## DATA LINES

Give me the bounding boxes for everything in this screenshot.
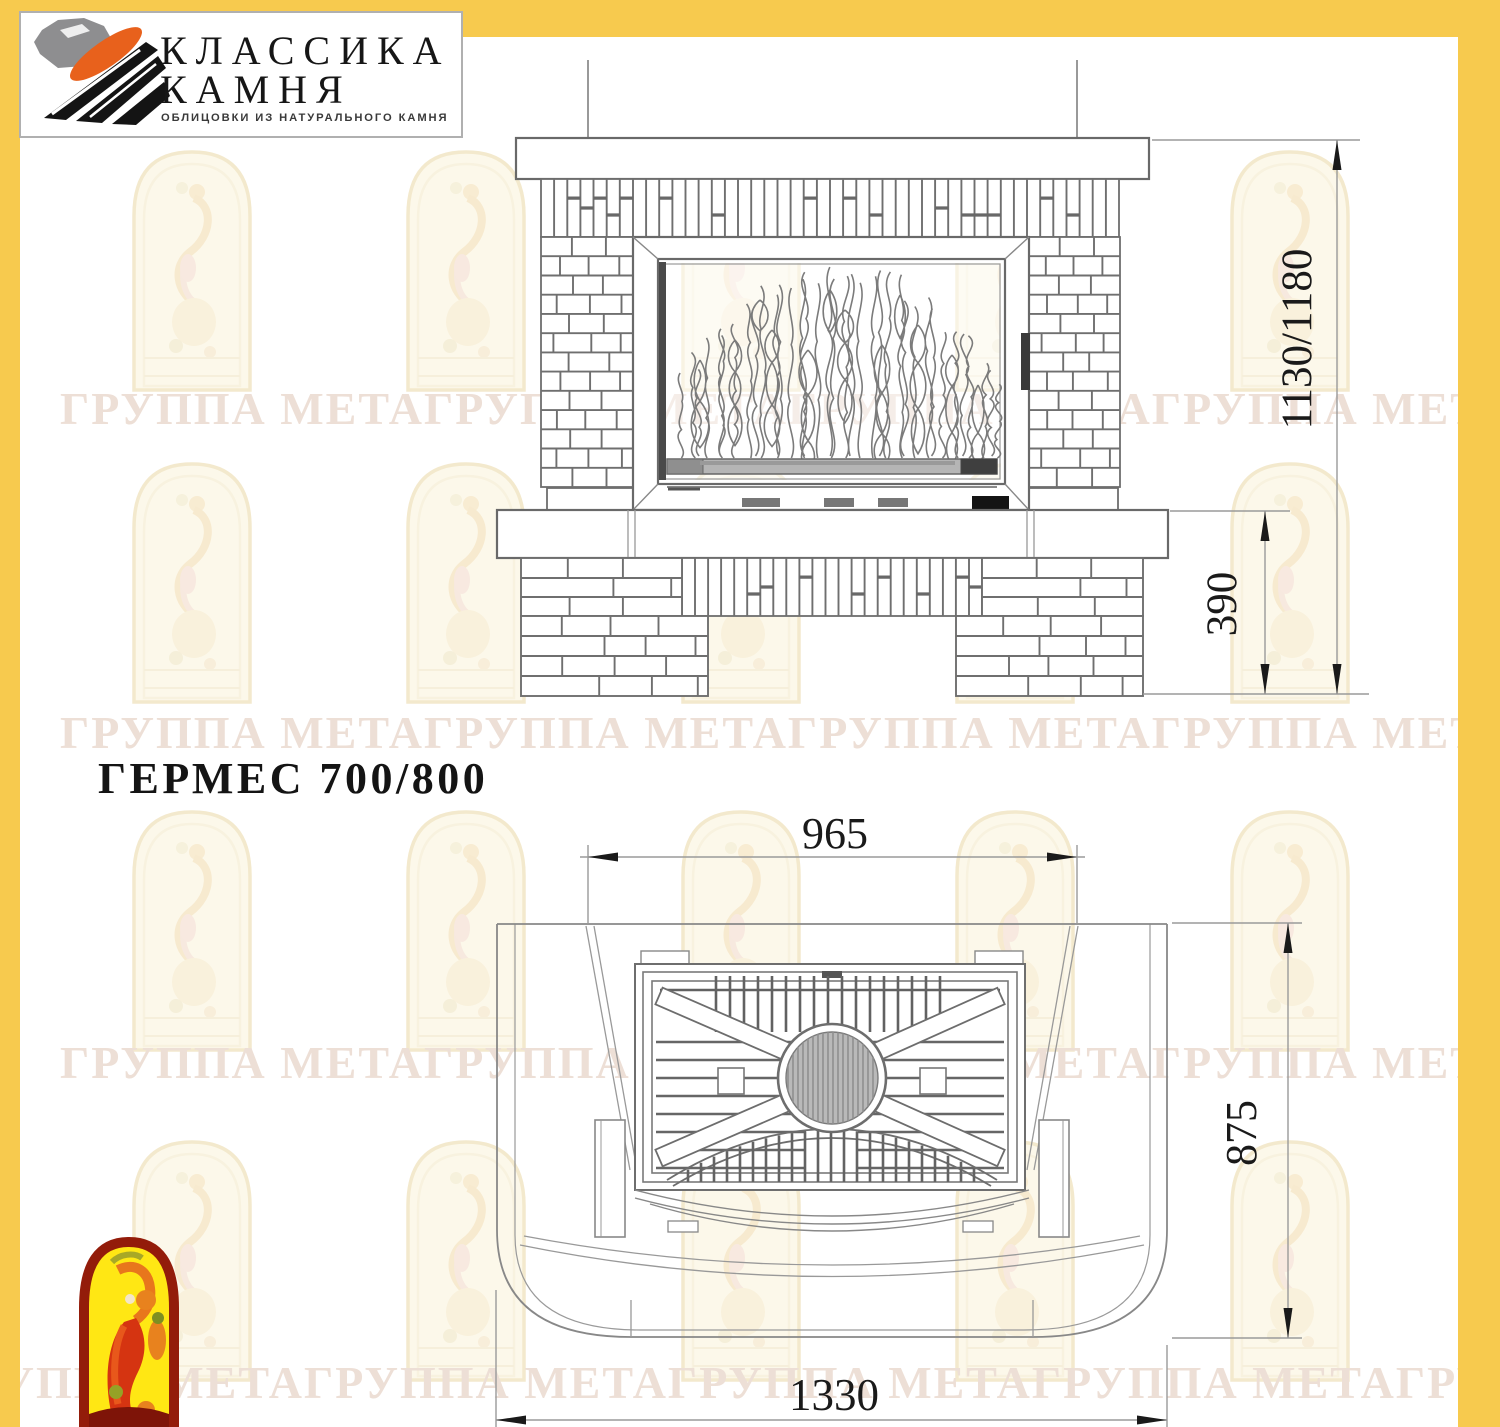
svg-text:965: 965 (802, 809, 868, 858)
svg-text:875: 875 (1217, 1100, 1266, 1166)
svg-text:ГРУППА МЕТАГРУППА МЕТАГРУППА М: ГРУППА МЕТАГРУППА МЕТАГРУППА МЕТАГРУППА … (0, 1357, 1500, 1408)
svg-text:390: 390 (1199, 572, 1246, 637)
svg-text:КАМНЯ: КАМНЯ (160, 67, 352, 112)
svg-text:1130/1180: 1130/1180 (1274, 249, 1321, 430)
svg-text:1330: 1330 (789, 1370, 879, 1420)
svg-text:ГЕРМЕС 700/800: ГЕРМЕС 700/800 (98, 754, 488, 803)
svg-text:ОБЛИЦОВКИ ИЗ НАТУРАЛЬНОГО КАМН: ОБЛИЦОВКИ ИЗ НАТУРАЛЬНОГО КАМНЯ (161, 112, 448, 124)
svg-text:ГРУППА МЕТАГРУППА МЕТАГРУППА М: ГРУППА МЕТАГРУППА МЕТАГРУППА МЕТАГРУППА … (60, 707, 1500, 758)
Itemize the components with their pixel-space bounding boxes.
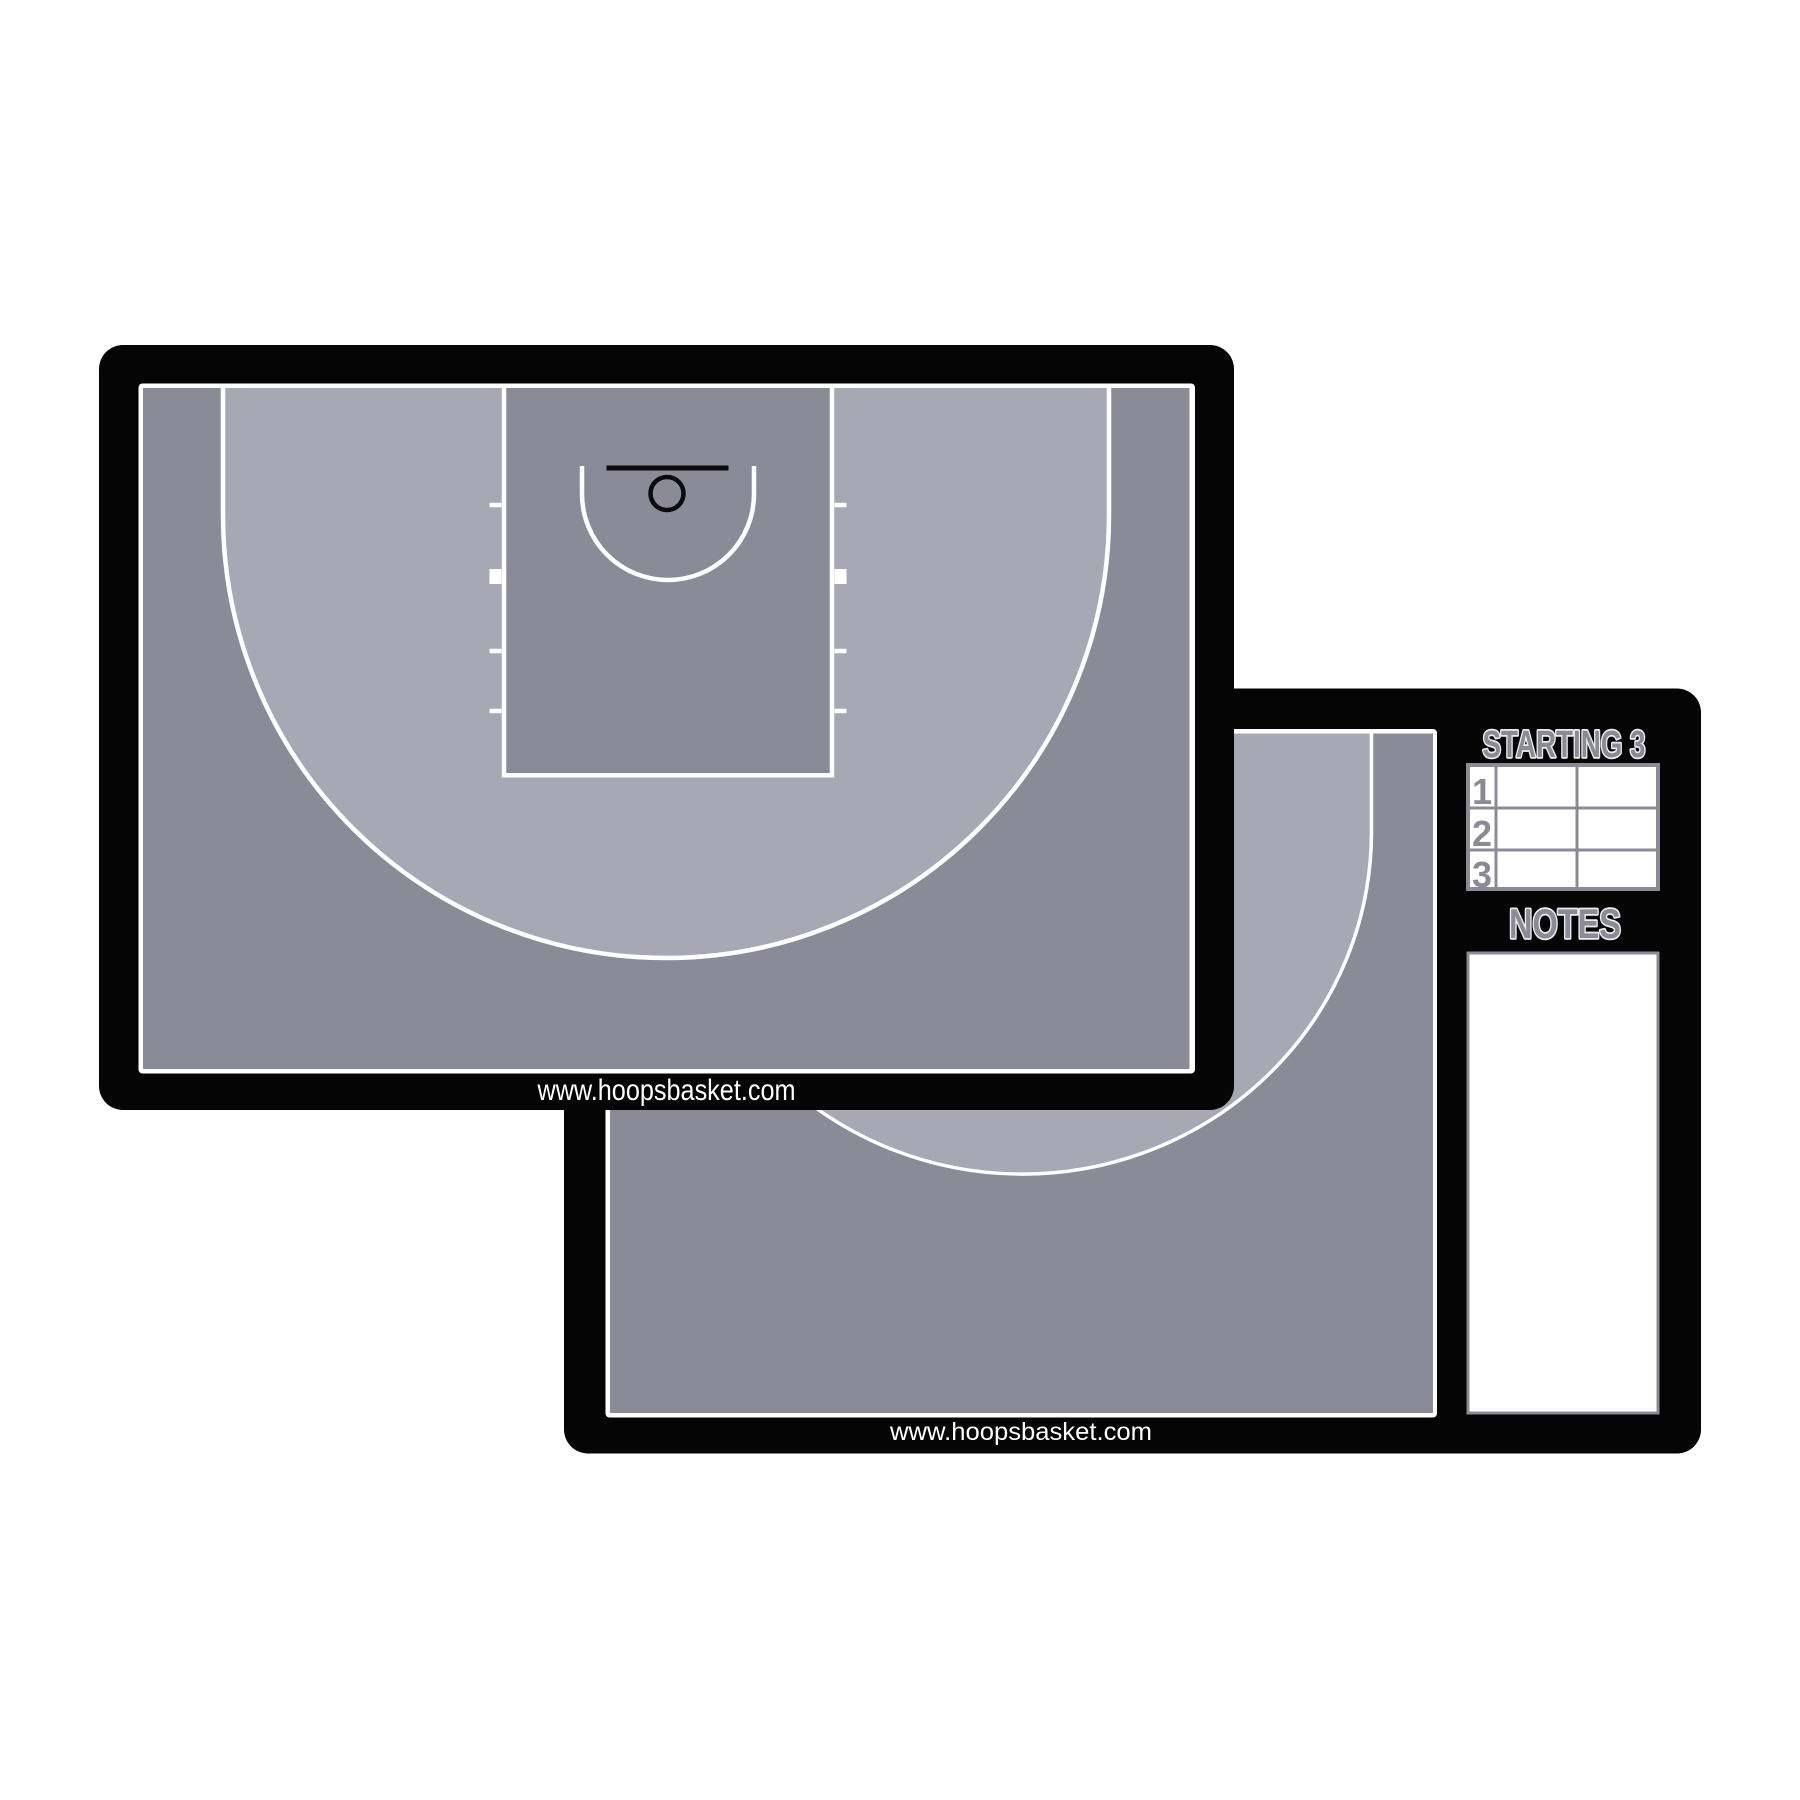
svg-text:NOTES: NOTES — [1509, 900, 1621, 947]
svg-text:1: 1 — [1472, 771, 1492, 812]
svg-text:www.hoopsbasket.com: www.hoopsbasket.com — [537, 1074, 796, 1107]
svg-text:3: 3 — [1472, 854, 1492, 895]
svg-text:2: 2 — [1472, 813, 1492, 854]
svg-text:www.hoopsbasket.com: www.hoopsbasket.com — [889, 1418, 1152, 1446]
svg-text:STARTING 3: STARTING 3 — [1483, 724, 1646, 766]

## GOAL
Copy all of the material above line for line, leaving out the pictures.

## SOLVED PROBLEM
Give me the bounding boxes for everything in this screenshot.
svg-text:965: 965 (802, 809, 868, 858)
svg-text:875: 875 (1217, 1100, 1266, 1166)
svg-text:ГРУППА МЕТАГРУППА МЕТАГРУППА М: ГРУППА МЕТАГРУППА МЕТАГРУППА МЕТАГРУППА … (0, 1357, 1500, 1408)
svg-text:390: 390 (1199, 572, 1246, 637)
svg-text:КАМНЯ: КАМНЯ (160, 67, 352, 112)
svg-text:1130/1180: 1130/1180 (1274, 249, 1321, 430)
svg-text:1330: 1330 (789, 1370, 879, 1420)
svg-text:ГЕРМЕС 700/800: ГЕРМЕС 700/800 (98, 754, 488, 803)
svg-text:ОБЛИЦОВКИ ИЗ НАТУРАЛЬНОГО КАМН: ОБЛИЦОВКИ ИЗ НАТУРАЛЬНОГО КАМНЯ (161, 112, 448, 124)
svg-text:ГРУППА МЕТАГРУППА МЕТАГРУППА М: ГРУППА МЕТАГРУППА МЕТАГРУППА МЕТАГРУППА … (60, 707, 1500, 758)
Itemize the components with their pixel-space bounding boxes.
svg-text:NOTES: NOTES — [1509, 900, 1621, 947]
svg-text:1: 1 — [1472, 771, 1492, 812]
svg-text:www.hoopsbasket.com: www.hoopsbasket.com — [537, 1074, 796, 1107]
svg-text:3: 3 — [1472, 854, 1492, 895]
svg-text:2: 2 — [1472, 813, 1492, 854]
svg-text:www.hoopsbasket.com: www.hoopsbasket.com — [889, 1418, 1152, 1446]
svg-text:STARTING 3: STARTING 3 — [1483, 724, 1646, 766]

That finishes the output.